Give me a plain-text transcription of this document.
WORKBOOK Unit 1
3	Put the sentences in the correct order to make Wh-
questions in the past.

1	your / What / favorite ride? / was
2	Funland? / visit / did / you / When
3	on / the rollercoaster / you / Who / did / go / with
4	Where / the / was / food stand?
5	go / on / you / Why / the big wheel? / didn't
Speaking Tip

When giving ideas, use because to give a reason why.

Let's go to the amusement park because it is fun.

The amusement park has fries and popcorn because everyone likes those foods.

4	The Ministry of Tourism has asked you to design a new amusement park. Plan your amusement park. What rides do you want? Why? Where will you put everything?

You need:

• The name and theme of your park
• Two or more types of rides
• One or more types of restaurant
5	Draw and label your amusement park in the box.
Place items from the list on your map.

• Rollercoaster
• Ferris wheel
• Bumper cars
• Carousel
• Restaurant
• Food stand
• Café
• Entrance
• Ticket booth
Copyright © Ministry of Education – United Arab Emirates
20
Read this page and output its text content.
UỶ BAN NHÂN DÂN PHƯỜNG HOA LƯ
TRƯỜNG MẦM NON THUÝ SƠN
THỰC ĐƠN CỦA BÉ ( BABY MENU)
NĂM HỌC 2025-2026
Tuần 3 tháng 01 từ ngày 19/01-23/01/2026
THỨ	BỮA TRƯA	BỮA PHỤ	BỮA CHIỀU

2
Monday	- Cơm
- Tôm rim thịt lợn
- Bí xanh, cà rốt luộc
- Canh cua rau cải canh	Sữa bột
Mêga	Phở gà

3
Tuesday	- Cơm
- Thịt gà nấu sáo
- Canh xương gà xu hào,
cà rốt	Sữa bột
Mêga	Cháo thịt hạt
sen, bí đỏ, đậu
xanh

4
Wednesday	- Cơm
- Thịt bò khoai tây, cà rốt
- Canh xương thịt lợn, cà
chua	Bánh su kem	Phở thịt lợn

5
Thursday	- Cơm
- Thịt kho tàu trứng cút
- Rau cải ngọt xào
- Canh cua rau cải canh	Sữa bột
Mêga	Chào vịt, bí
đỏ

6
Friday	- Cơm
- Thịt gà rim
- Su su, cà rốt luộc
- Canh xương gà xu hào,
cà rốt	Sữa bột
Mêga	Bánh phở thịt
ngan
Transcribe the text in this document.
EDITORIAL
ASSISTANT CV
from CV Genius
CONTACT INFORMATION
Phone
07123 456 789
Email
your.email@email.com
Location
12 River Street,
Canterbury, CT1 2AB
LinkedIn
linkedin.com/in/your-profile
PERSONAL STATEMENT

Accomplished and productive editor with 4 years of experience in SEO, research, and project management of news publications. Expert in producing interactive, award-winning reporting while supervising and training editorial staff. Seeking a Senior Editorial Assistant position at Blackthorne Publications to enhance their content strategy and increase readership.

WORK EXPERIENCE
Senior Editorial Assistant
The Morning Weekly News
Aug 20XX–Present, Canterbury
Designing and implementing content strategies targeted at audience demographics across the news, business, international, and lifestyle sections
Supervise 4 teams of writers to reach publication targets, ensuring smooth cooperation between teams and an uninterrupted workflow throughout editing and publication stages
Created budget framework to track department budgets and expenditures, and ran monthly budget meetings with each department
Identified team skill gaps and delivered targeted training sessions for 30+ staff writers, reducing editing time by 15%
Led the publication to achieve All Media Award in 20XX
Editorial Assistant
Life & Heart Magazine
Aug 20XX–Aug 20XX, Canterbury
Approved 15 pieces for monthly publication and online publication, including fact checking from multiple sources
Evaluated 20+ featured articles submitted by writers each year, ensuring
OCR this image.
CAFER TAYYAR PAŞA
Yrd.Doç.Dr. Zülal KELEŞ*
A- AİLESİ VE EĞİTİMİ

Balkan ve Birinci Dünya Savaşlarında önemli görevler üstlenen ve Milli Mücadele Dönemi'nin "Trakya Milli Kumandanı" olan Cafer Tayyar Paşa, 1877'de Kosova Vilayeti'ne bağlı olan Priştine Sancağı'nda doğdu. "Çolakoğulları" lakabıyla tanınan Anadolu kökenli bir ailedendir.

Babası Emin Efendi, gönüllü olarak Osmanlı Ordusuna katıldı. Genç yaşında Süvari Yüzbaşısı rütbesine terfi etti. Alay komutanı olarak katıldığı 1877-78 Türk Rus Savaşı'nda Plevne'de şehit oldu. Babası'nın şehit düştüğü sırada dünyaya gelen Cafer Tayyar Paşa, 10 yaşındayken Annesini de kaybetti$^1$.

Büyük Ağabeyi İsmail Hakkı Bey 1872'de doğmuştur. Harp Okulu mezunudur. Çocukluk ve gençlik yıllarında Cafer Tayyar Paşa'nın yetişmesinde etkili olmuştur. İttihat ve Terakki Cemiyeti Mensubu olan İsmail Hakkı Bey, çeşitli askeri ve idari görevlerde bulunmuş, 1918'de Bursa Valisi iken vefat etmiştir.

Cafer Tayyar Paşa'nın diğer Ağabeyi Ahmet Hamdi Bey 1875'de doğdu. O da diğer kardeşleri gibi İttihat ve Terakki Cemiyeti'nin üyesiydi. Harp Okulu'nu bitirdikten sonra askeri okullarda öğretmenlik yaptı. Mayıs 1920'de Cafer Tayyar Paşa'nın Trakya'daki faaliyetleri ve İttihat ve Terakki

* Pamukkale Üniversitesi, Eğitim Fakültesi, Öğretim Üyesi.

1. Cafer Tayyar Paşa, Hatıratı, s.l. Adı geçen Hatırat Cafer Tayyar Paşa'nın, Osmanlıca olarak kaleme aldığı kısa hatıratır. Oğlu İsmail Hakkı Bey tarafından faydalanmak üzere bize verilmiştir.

[Problem requirements]
Transcribe the records above exactly as they appear.

[Answer for the task]
Give me a plain-text transcription of this document.
WORKBOOK Unit 1
3	Put the sentences in the correct order to make Wh-
questions in the past.

1	your / What / favorite ride? / was
2	Funland? / visit / did / you / When
3	on / the rollercoaster / you / Who / did / go / with
4	Where / the / was / food stand?
5	go / on / you / Why / the big wheel? / didn't
Speaking Tip

When giving ideas, use because to give a reason why.

Let's go to the amusement park because it is fun.

The amusement park has fries and popcorn because everyone likes those foods.

4	The Ministry of Tourism has asked you to design a new amusement park. Plan your amusement park. What rides do you want? Why? Where will you put everything?

You need:

• The name and theme of your park
• Two or more types of rides
• One or more types of restaurant
5	Draw and label your amusement park in the box.
Place items from the list on your map.

• Rollercoaster
• Ferris wheel
• Bumper cars
• Carousel
• Restaurant
• Food stand
• Café
• Entrance
• Ticket booth
Copyright © Ministry of Education – United Arab Emirates
20
Read this page and output its text content.
UỶ BAN NHÂN DÂN PHƯỜNG HOA LƯ
TRƯỜNG MẦM NON THUÝ SƠN
THỰC ĐƠN CỦA BÉ ( BABY MENU)
NĂM HỌC 2025-2026
Tuần 3 tháng 01 từ ngày 19/01-23/01/2026
THỨ	BỮA TRƯA	BỮA PHỤ	BỮA CHIỀU

2
Monday	- Cơm
- Tôm rim thịt lợn
- Bí xanh, cà rốt luộc
- Canh cua rau cải canh	Sữa bột
Mêga	Phở gà

3
Tuesday	- Cơm
- Thịt gà nấu sáo
- Canh xương gà xu hào,
cà rốt	Sữa bột
Mêga	Cháo thịt hạt
sen, bí đỏ, đậu
xanh

4
Wednesday	- Cơm
- Thịt bò khoai tây, cà rốt
- Canh xương thịt lợn, cà
chua	Bánh su kem	Phở thịt lợn

5
Thursday	- Cơm
- Thịt kho tàu trứng cút
- Rau cải ngọt xào
- Canh cua rau cải canh	Sữa bột
Mêga	Chào vịt, bí
đỏ

6
Friday	- Cơm
- Thịt gà rim
- Su su, cà rốt luộc
- Canh xương gà xu hào,
cà rốt	Sữa bột
Mêga	Bánh phở thịt
ngan
Transcribe the text in this document.
EDITORIAL
ASSISTANT CV
from CV Genius
CONTACT INFORMATION
Phone
07123 456 789
Email
your.email@email.com
Location
12 River Street,
Canterbury, CT1 2AB
LinkedIn
linkedin.com/in/your-profile
PERSONAL STATEMENT

Accomplished and productive editor with 4 years of experience in SEO, research, and project management of news publications. Expert in producing interactive, award-winning reporting while supervising and training editorial staff. Seeking a Senior Editorial Assistant position at Blackthorne Publications to enhance their content strategy and increase readership.

WORK EXPERIENCE
Senior Editorial Assistant
The Morning Weekly News
Aug 20XX–Present, Canterbury
Designing and implementing content strategies targeted at audience demographics across the news, business, international, and lifestyle sections
Supervise 4 teams of writers to reach publication targets, ensuring smooth cooperation between teams and an uninterrupted workflow throughout editing and publication stages
Created budget framework to track department budgets and expenditures, and ran monthly budget meetings with each department
Identified team skill gaps and delivered targeted training sessions for 30+ staff writers, reducing editing time by 15%
Led the publication to achieve All Media Award in 20XX
Editorial Assistant
Life & Heart Magazine
Aug 20XX–Aug 20XX, Canterbury
Approved 15 pieces for monthly publication and online publication, including fact checking from multiple sources
Evaluated 20+ featured articles submitted by writers each year, ensuring
OCR this image.
CAFER TAYYAR PAŞA
Yrd.Doç.Dr. Zülal KELEŞ*
A- AİLESİ VE EĞİTİMİ

Balkan ve Birinci Dünya Savaşlarında önemli görevler üstlenen ve Milli Mücadele Dönemi'nin "Trakya Milli Kumandanı" olan Cafer Tayyar Paşa, 1877'de Kosova Vilayeti'ne bağlı olan Priştine Sancağı'nda doğdu. "Çolakoğulları" lakabıyla tanınan Anadolu kökenli bir ailedendir.

Babası Emin Efendi, gönüllü olarak Osmanlı Ordusuna katıldı. Genç yaşında Süvari Yüzbaşısı rütbesine terfi etti. Alay komutanı olarak katıldığı 1877-78 Türk Rus Savaşı'nda Plevne'de şehit oldu. Babası'nın şehit düştüğü sırada dünyaya gelen Cafer Tayyar Paşa, 10 yaşındayken Annesini de kaybetti$^1$.

Büyük Ağabeyi İsmail Hakkı Bey 1872'de doğmuştur. Harp Okulu mezunudur. Çocukluk ve gençlik yıllarında Cafer Tayyar Paşa'nın yetişmesinde etkili olmuştur. İttihat ve Terakki Cemiyeti Mensubu olan İsmail Hakkı Bey, çeşitli askeri ve idari görevlerde bulunmuş, 1918'de Bursa Valisi iken vefat etmiştir.

Cafer Tayyar Paşa'nın diğer Ağabeyi Ahmet Hamdi Bey 1875'de doğdu. O da diğer kardeşleri gibi İttihat ve Terakki Cemiyeti'nin üyesiydi. Harp Okulu'nu bitirdikten sonra askeri okullarda öğretmenlik yaptı. Mayıs 1920'de Cafer Tayyar Paşa'nın Trakya'daki faaliyetleri ve İttihat ve Terakki

* Pamukkale Üniversitesi, Eğitim Fakültesi, Öğretim Üyesi.

1. Cafer Tayyar Paşa, Hatıratı, s.l. Adı geçen Hatırat Cafer Tayyar Paşa'nın, Osmanlıca olarak kaleme aldığı kısa hatıratır. Oğlu İsmail Hakkı Bey tarafından faydalanmak üzere bize verilmiştir.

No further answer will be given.